> **SUPPLIED INFORMATION**:
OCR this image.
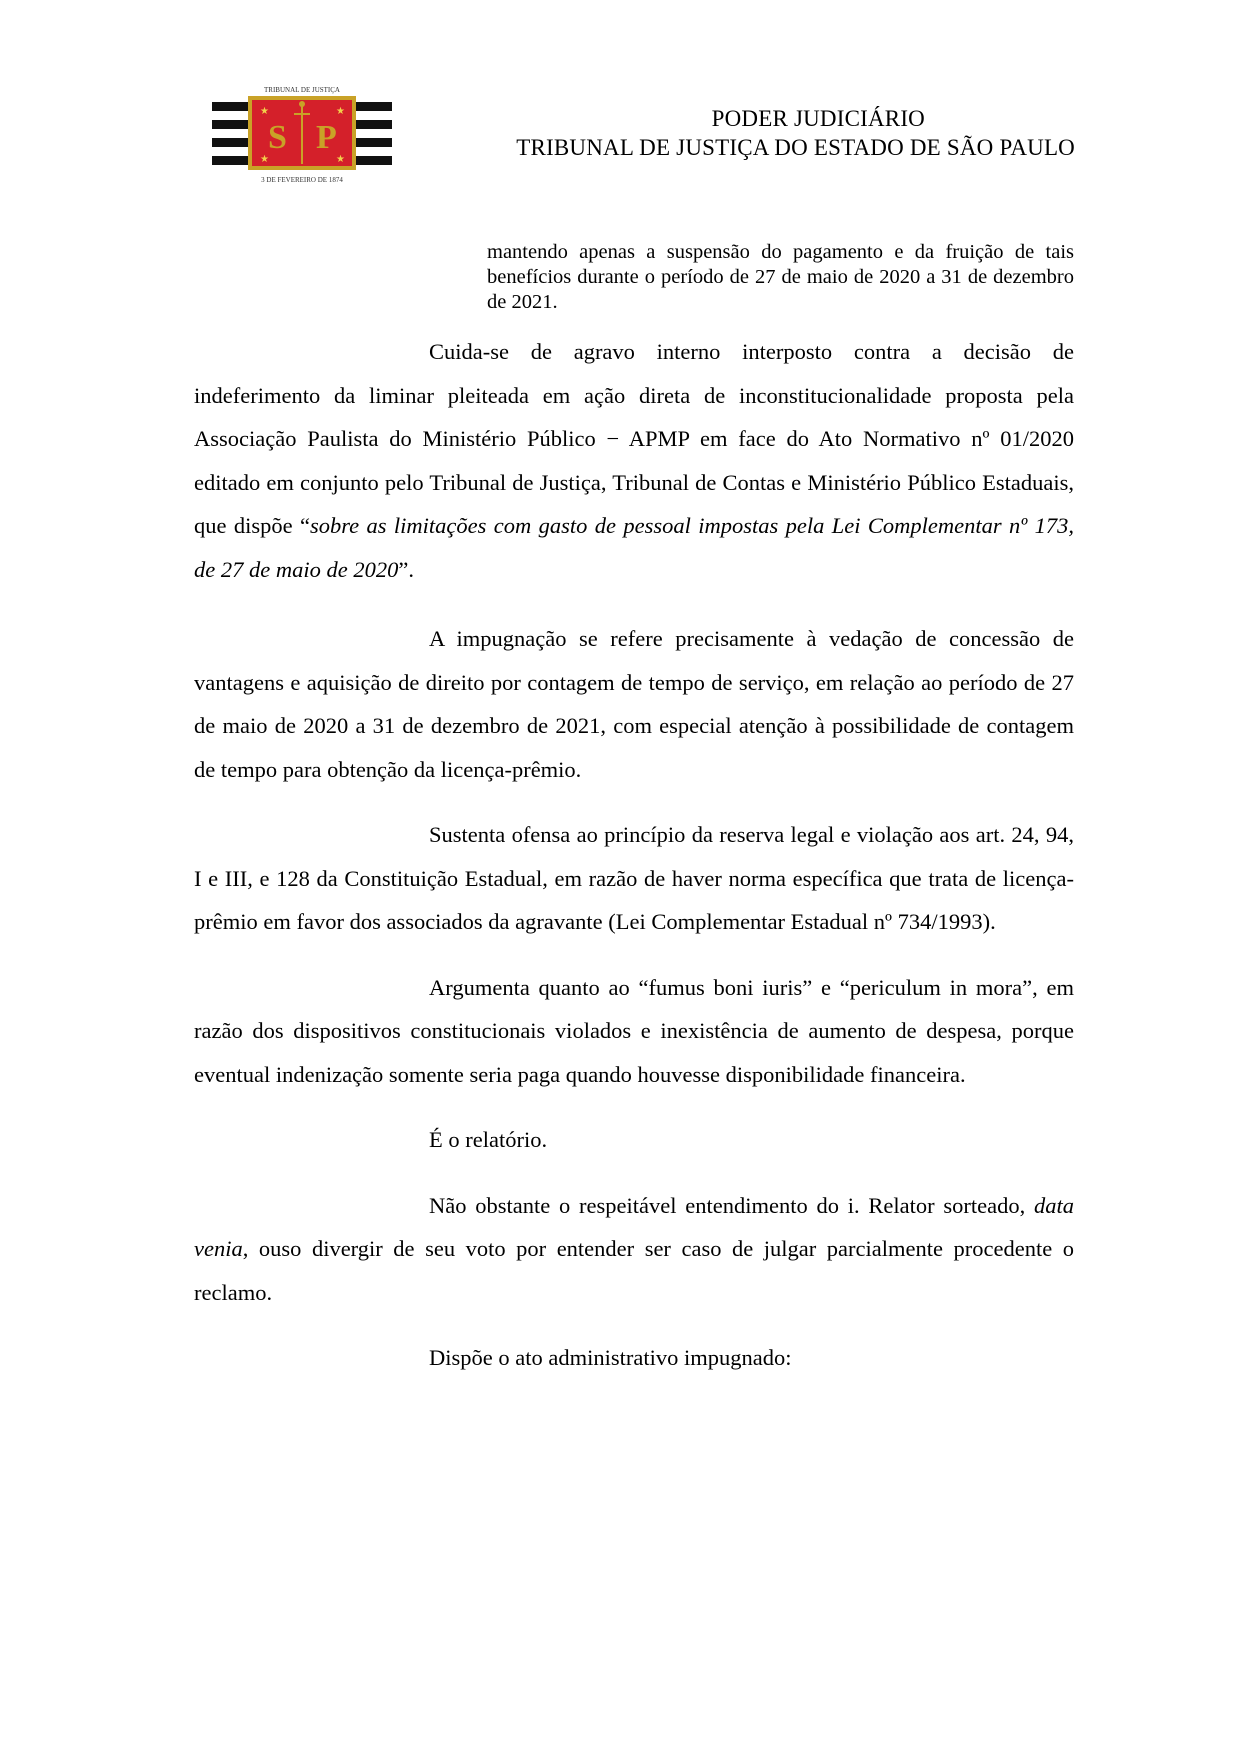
★	★
★	★
S P
TRIBUNAL DE JUSTIÇA
3 DE FEVEREIRO DE 1874
PODER JUDICIÁRIO
TRIBUNAL DE JUSTIÇA DO ESTADO DE SÃO PAULO
mantendo apenas a suspensão do pagamento e da fruição de tais benefícios durante o período de 27 de maio de 2020 a 31 de dezembro de 2021.

Cuida-se de agravo interno interposto contra a decisão de indeferimento da liminar pleiteada em ação direta de inconstitucionalidade proposta pela Associação Paulista do Ministério Público − APMP em face do Ato Normativo nº 01/2020 editado em conjunto pelo Tribunal de Justiça, Tribunal de Contas e Ministério Público Estaduais, que dispõe “sobre as limitações com gasto de pessoal impostas pela Lei Complementar nº 173, de 27 de maio de 2020”.

A impugnação se refere precisamente à vedação de concessão de vantagens e aquisição de direito por contagem de tempo de serviço, em relação ao período de 27 de maio de 2020 a 31 de dezembro de 2021, com especial atenção à possibilidade de contagem de tempo para obtenção da licença-prêmio.

Sustenta ofensa ao princípio da reserva legal e violação aos art. 24, 94, I e III, e 128 da Constituição Estadual, em razão de haver norma específica que trata de licença-prêmio em favor dos associados da agravante (Lei Complementar Estadual nº 734/1993).

Argumenta quanto ao “fumus boni iuris” e “periculum in mora”, em razão dos dispositivos constitucionais violados e inexistência de aumento de despesa, porque eventual indenização somente seria paga quando houvesse disponibilidade financeira.

É o relatório.

Não obstante o respeitável entendimento do i. Relator sorteado, data venia, ouso divergir de seu voto por entender ser caso de julgar parcialmente procedente o reclamo.

Dispõe o ato administrativo impugnado:
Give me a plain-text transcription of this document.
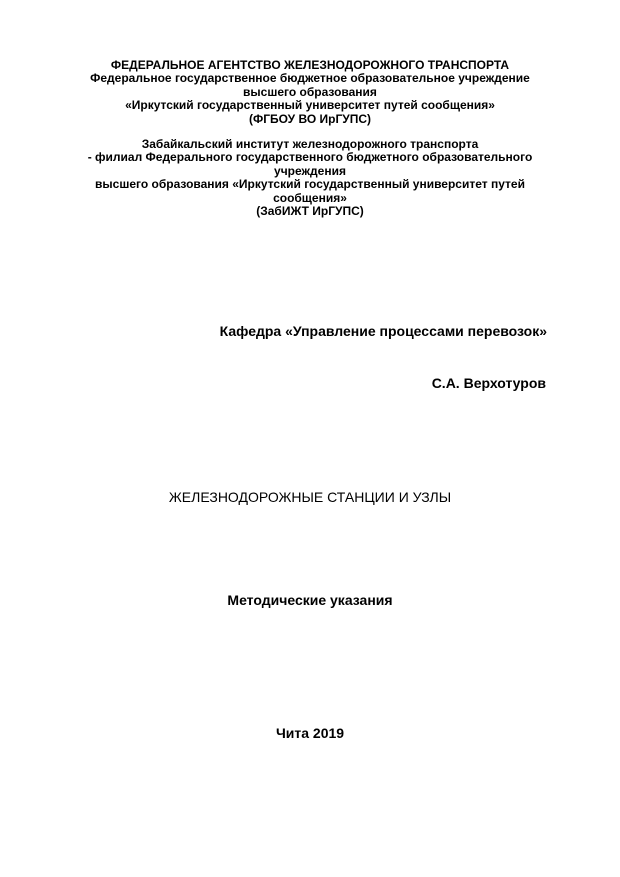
ФЕДЕРАЛЬНОЕ АГЕНТСТВО ЖЕЛЕЗНОДОРОЖНОГО ТРАНСПОРТА
Федеральное государственное бюджетное образовательное учреждение
высшего образования
«Иркутский государственный университет путей сообщения»
(ФГБОУ ВО ИрГУПС)
Забайкальский институт железнодорожного транспорта
- филиал Федерального государственного бюджетного образовательного
учреждения
высшего образования «Иркутский государственный университет путей
сообщения»
(ЗабИЖТ ИрГУПС)
Кафедра «Управление процессами перевозок»
С.А. Верхотуров
ЖЕЛЕЗНОДОРОЖНЫЕ СТАНЦИИ И УЗЛЫ
Методические указания
Чита 2019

> **GOAL**: Search the data for the word "путей" and copy each line where it appears.

> **RESPONSE TO THE TASK**:
«Иркутский государственный университет путей сообщения»
высшего образования «Иркутский государственный университет путей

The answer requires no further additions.